→ **REQUIRED TASK**
Copy out each line of the material below that holds the string "information".

→ **DATA LINES**

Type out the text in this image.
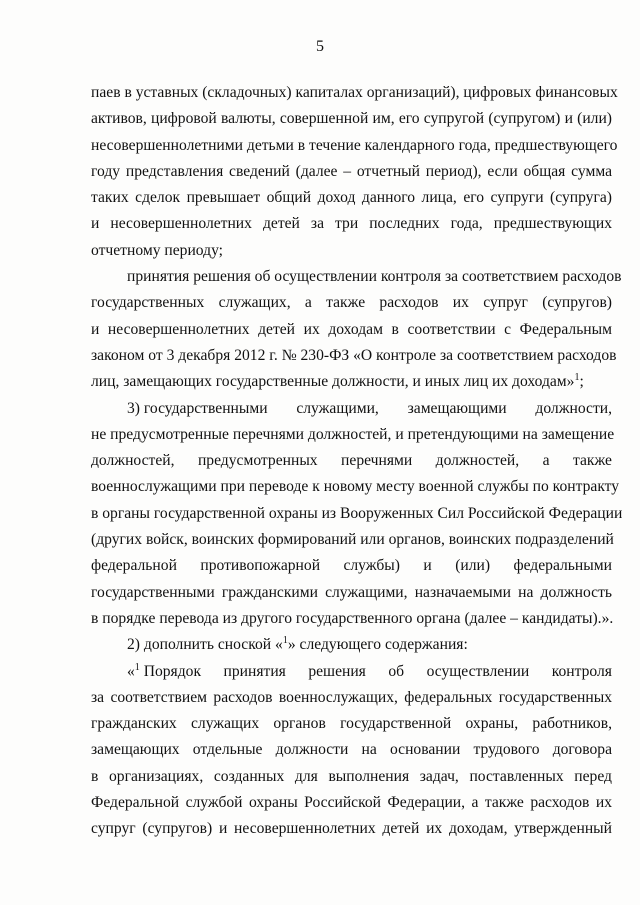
5
паев в уставных (складочных) капиталах организаций), цифровых финансовых
активов, цифровой валюты, совершенной им, его супругой (супругом) и (или)
несовершеннолетними детьми в течение календарного года, предшествующего
году представления сведений (далее – отчетный период), если общая сумма
таких сделок превышает общий доход данного лица, его супруги (супруга)
и несовершеннолетних детей за три последних года, предшествующих
отчетному периоду;
принятия решения об осуществлении контроля за соответствием расходов
государственных служащих, а также расходов их супруг (супругов)
и несовершеннолетних детей их доходам в соответствии с Федеральным
законом от 3 декабря 2012 г. № 230-ФЗ «О контроле за соответствием расходов
лиц, замещающих государственные должности, и иных лиц их доходам»$^1$;
3) государственными служащими, замещающими должности,
не предусмотренные перечнями должностей, и претендующими на замещение
должностей, предусмотренных перечнями должностей, а также
военнослужащими при переводе к новому месту военной службы по контракту
в органы государственной охраны из Вооруженных Сил Российской Федерации
(других войск, воинских формирований или органов, воинских подразделений
федеральной противопожарной службы) и (или) федеральными
государственными гражданскими служащими, назначаемыми на должность
в порядке перевода из другого государственного органа (далее – кандидаты).».
2) дополнить сноской «$^1$» следующего содержания:
«$^1$ Порядок принятия решения об осуществлении контроля
за соответствием расходов военнослужащих, федеральных государственных
гражданских служащих органов государственной охраны, работников,
замещающих отдельные должности на основании трудового договора
в организациях, созданных для выполнения задач, поставленных перед
Федеральной службой охраны Российской Федерации, а также расходов их
супруг (супругов) и несовершеннолетних детей их доходам, утвержденный
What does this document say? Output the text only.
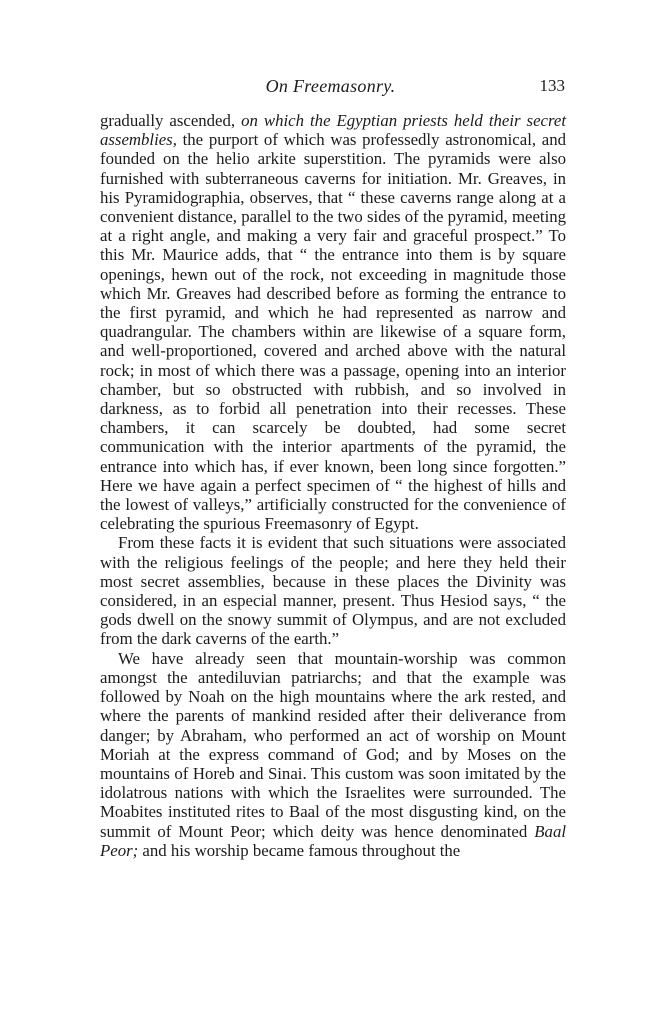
On Freemasonry.	133

gradually ascended, on which the Egyptian priests held their secret assemblies, the purport of which was professedly astronomical, and founded on the helio arkite superstition. The pyramids were also furnished with subterraneous caverns for initiation. Mr. Greaves, in his Pyramidographia, observes, that “ these caverns range along at a convenient distance, parallel to the two sides of the pyramid, meeting at a right angle, and making a very fair and graceful prospect.” To this Mr. Maurice adds, that “ the entrance into them is by square openings, hewn out of the rock, not exceeding in magnitude those which Mr. Greaves had described before as forming the entrance to the first pyramid, and which he had represented as narrow and quadrangular. The chambers within are likewise of a square form, and well-proportioned, covered and arched above with the natural rock; in most of which there was a passage, opening into an interior chamber, but so obstructed with rubbish, and so involved in darkness, as to forbid all penetration into their recesses. These chambers, it can scarcely be doubted, had some secret communication with the interior apartments of the pyramid, the entrance into which has, if ever known, been long since forgotten.” Here we have again a perfect specimen of “ the highest of hills and the lowest of valleys,” artificially constructed for the convenience of celebrating the spurious Freemasonry of Egypt.

From these facts it is evident that such situations were associated with the religious feelings of the people; and here they held their most secret assemblies, because in these places the Divinity was considered, in an especial manner, present. Thus Hesiod says, “ the gods dwell on the snowy summit of Olympus, and are not excluded from the dark caverns of the earth.”

We have already seen that mountain-worship was common amongst the antediluvian patriarchs; and that the example was followed by Noah on the high mountains where the ark rested, and where the parents of mankind resided after their deliverance from danger; by Abraham, who performed an act of worship on Mount Moriah at the express command of God; and by Moses on the mountains of Horeb and Sinai. This custom was soon imitated by the idolatrous nations with which the Israelites were surrounded. The Moabites instituted rites to Baal of the most disgusting kind, on the summit of Mount Peor; which deity was hence denominated Baal Peor; and his worship became famous throughout the
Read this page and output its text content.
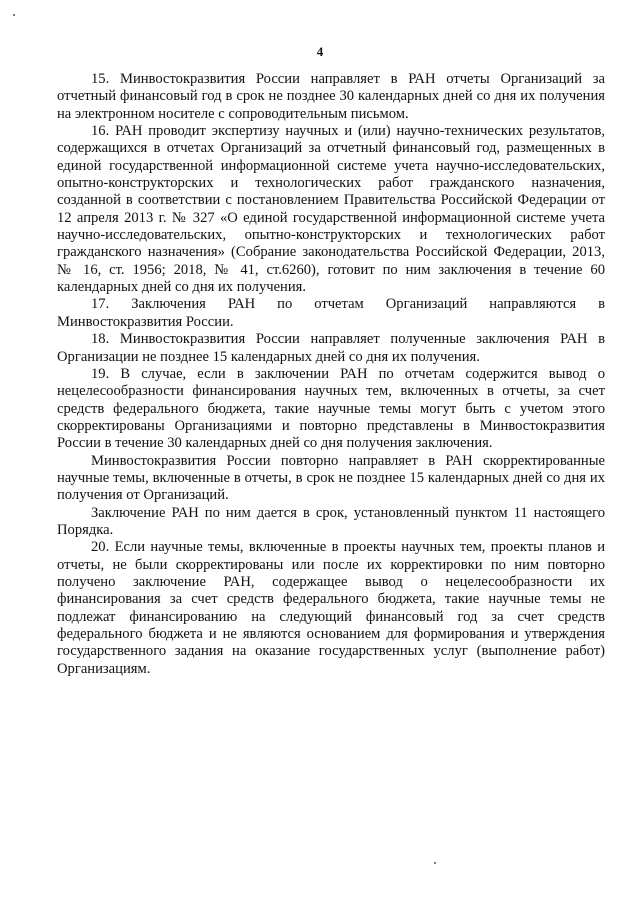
4

15. Минвостокразвития России направляет в РАН отчеты Организаций за отчетный финансовый год в срок не позднее 30 календарных дней со дня их получения на электронном носителе с сопроводительным письмом.

16. РАН проводит экспертизу научных и (или) научно-технических результатов, содержащихся в отчетах Организаций за отчетный финансовый год, размещенных в единой государственной информационной системе учета научно-исследовательских, опытно-конструкторских и технологических работ гражданского назначения, созданной в соответствии с постановлением Правительства Российской Федерации от 12 апреля 2013 г. № 327 «О единой государственной информационной системе учета научно-исследовательских, опытно-конструкторских и технологических работ гражданского назначения» (Собрание законодательства Российской Федерации, 2013, № 16, ст. 1956; 2018, № 41, ст.6260), готовит по ним заключения в течение 60 календарных дней со дня их получения.

17. Заключения РАН по отчетам Организаций направляются в Минвостокразвития России.

18. Минвостокразвития России направляет полученные заключения РАН в Организации не позднее 15 календарных дней со дня их получения.

19. В случае, если в заключении РАН по отчетам содержится вывод о нецелесообразности финансирования научных тем, включенных в отчеты, за счет средств федерального бюджета, такие научные темы могут быть с учетом этого скорректированы Организациями и повторно представлены в Минвостокразвития России в течение 30 календарных дней со дня получения заключения.

Минвостокразвития России повторно направляет в РАН скорректированные научные темы, включенные в отчеты, в срок не позднее 15 календарных дней со дня их получения от Организаций.

Заключение РАН по ним дается в срок, установленный пунктом 11 настоящего Порядка.

20. Если научные темы, включенные в проекты научных тем, проекты планов и отчеты, не были скорректированы или после их корректировки по ним повторно получено заключение РАН, содержащее вывод о нецелесообразности их финансирования за счет средств федерального бюджета, такие научные темы не подлежат финансированию на следующий финансовый год за счет средств федерального бюджета и не являются основанием для формирования и утверждения государственного задания на оказание государственных услуг (выполнение работ) Организациям.
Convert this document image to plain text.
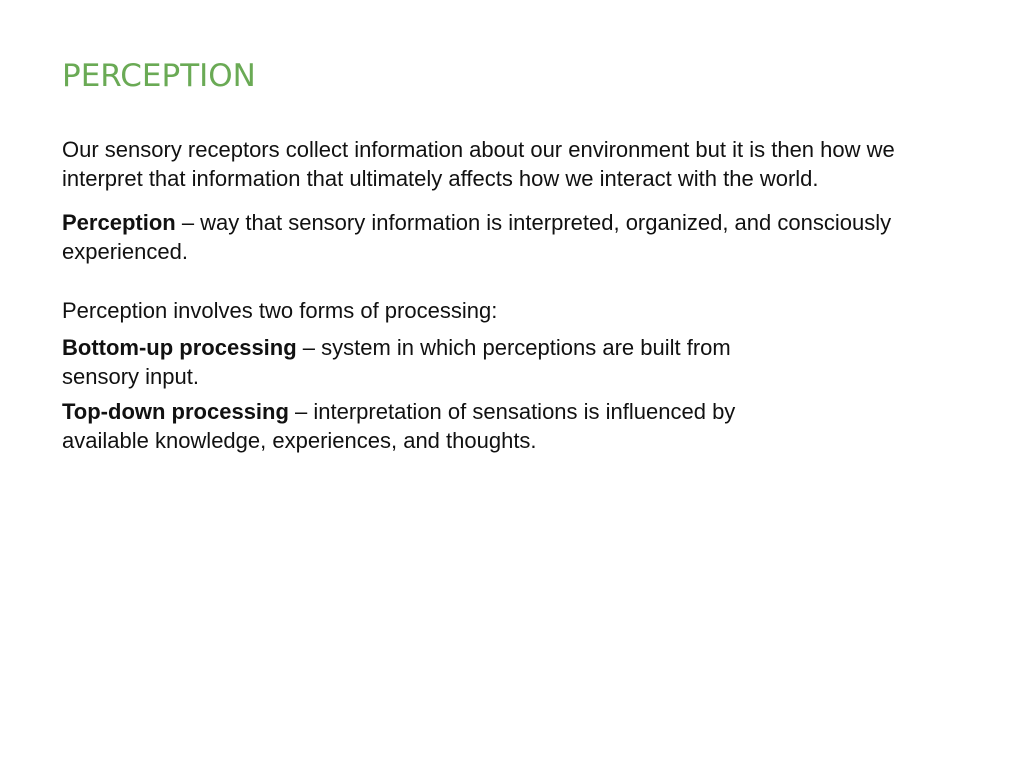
PERCEPTION

Our sensory receptors collect information about our environment but it is then how we
interpret that information that ultimately affects how we interact with the world.

Perception – way that sensory information is interpreted, organized, and consciously
experienced.

Perception involves two forms of processing:

Bottom-up processing – system in which perceptions are built from
sensory input.

Top-down processing – interpretation of sensations is influenced by
available knowledge, experiences, and thoughts.
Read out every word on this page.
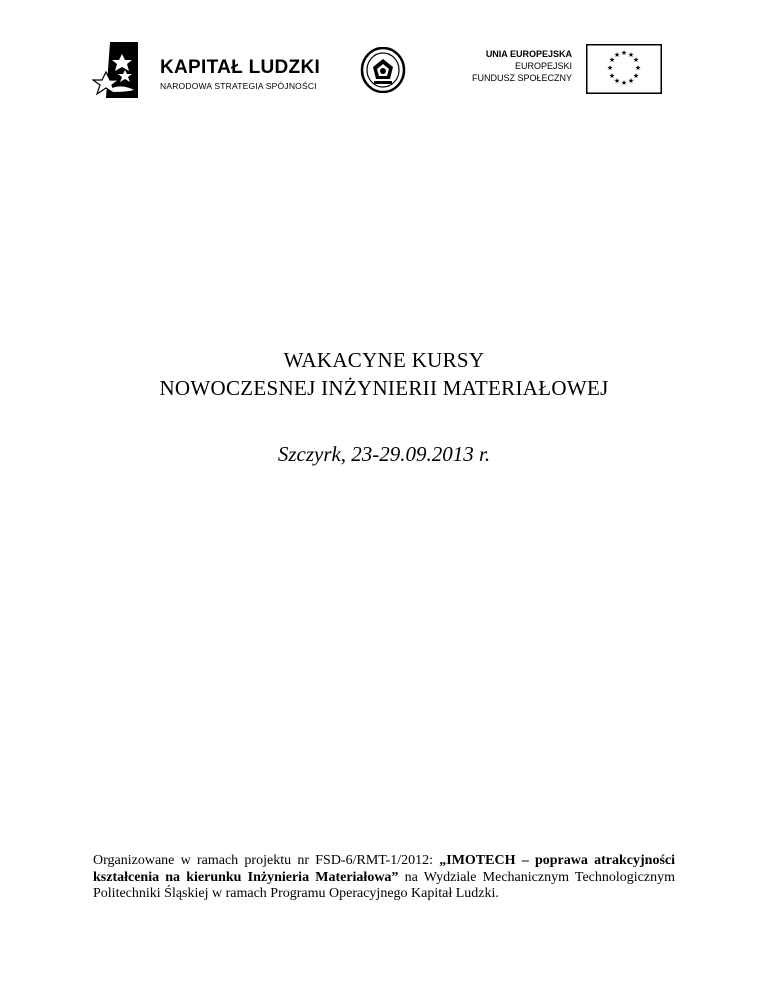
KAPITAŁ LUDZKI
NARODOWA STRATEGIA SPÓJNOŚCI
UNIA EUROPEJSKA
EUROPEJSKI
FUNDUSZ SPOŁECZNY
★ ★
★
★
★
★
★
★
★
★
★
★
WAKACYNE KURSY
NOWOCZESNEJ INŻYNIERII MATERIAŁOWEJ
Szczyrk, 23-29.09.2013 r.
Organizowane w ramach projektu nr FSD-6/RMT-1/2012: „IMOTECH – poprawa atrakcyjności kształcenia na kierunku Inżynieria Materiałowa” na Wydziale Mechanicznym Technologicznym Politechniki Śląskiej w ramach Programu Operacyjnego Kapitał Ludzki.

→ **OUTPUT FOR THIS TASK**
Our sensory receptors collect information about our environment but it is then how we
interpret that information that ultimately affects how we interact with the world.
Perception – way that sensory information is interpreted, organized, and consciously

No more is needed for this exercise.